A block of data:
☆ ☆ ☆
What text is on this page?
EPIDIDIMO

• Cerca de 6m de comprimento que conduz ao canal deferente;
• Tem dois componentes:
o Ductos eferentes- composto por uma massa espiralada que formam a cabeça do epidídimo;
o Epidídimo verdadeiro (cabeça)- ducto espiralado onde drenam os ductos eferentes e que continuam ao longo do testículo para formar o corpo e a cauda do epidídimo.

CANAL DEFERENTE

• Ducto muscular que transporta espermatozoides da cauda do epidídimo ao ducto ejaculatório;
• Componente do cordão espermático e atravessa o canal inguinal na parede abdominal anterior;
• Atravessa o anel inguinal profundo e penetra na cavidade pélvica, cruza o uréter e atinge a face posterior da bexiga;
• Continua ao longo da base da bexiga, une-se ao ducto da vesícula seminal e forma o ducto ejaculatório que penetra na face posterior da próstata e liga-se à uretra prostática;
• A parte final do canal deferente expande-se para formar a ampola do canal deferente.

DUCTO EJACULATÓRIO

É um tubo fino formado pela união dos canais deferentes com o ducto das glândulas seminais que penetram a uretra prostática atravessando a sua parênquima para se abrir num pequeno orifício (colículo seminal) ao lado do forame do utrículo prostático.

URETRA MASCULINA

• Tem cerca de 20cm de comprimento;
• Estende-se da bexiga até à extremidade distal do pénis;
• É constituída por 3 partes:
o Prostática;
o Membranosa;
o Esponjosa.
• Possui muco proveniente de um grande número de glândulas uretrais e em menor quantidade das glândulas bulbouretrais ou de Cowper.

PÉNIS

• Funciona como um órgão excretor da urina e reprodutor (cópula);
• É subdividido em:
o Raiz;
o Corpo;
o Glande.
☆ ☆ ☆
**Written problem**
Please repeat the listing exactly, with nothing left out.

**Output below**
What text is on this page?
EPIDIDIMO

• Cerca de 6m de comprimento que conduz ao canal deferente;
• Tem dois componentes:
o Ductos eferentes- composto por uma massa espiralada que formam a cabeça do epidídimo;
o Epidídimo verdadeiro (cabeça)- ducto espiralado onde drenam os ductos eferentes e que continuam ao longo do testículo para formar o corpo e a cauda do epidídimo.

CANAL DEFERENTE

• Ducto muscular que transporta espermatozoides da cauda do epidídimo ao ducto ejaculatório;
• Componente do cordão espermático e atravessa o canal inguinal na parede abdominal anterior;
• Atravessa o anel inguinal profundo e penetra na cavidade pélvica, cruza o uréter e atinge a face posterior da bexiga;
• Continua ao longo da base da bexiga, une-se ao ducto da vesícula seminal e forma o ducto ejaculatório que penetra na face posterior da próstata e liga-se à uretra prostática;
• A parte final do canal deferente expande-se para formar a ampola do canal deferente.

DUCTO EJACULATÓRIO

É um tubo fino formado pela união dos canais deferentes com o ducto das glândulas seminais que penetram a uretra prostática atravessando a sua parênquima para se abrir num pequeno orifício (colículo seminal) ao lado do forame do utrículo prostático.

URETRA MASCULINA

• Tem cerca de 20cm de comprimento;
• Estende-se da bexiga até à extremidade distal do pénis;
• É constituída por 3 partes:
o Prostática;
o Membranosa;
o Esponjosa.
• Possui muco proveniente de um grande número de glândulas uretrais e em menor quantidade das glândulas bulbouretrais ou de Cowper.

PÉNIS

• Funciona como um órgão excretor da urina e reprodutor (cópula);
• É subdividido em:
o Raiz;
o Corpo;
o Glande.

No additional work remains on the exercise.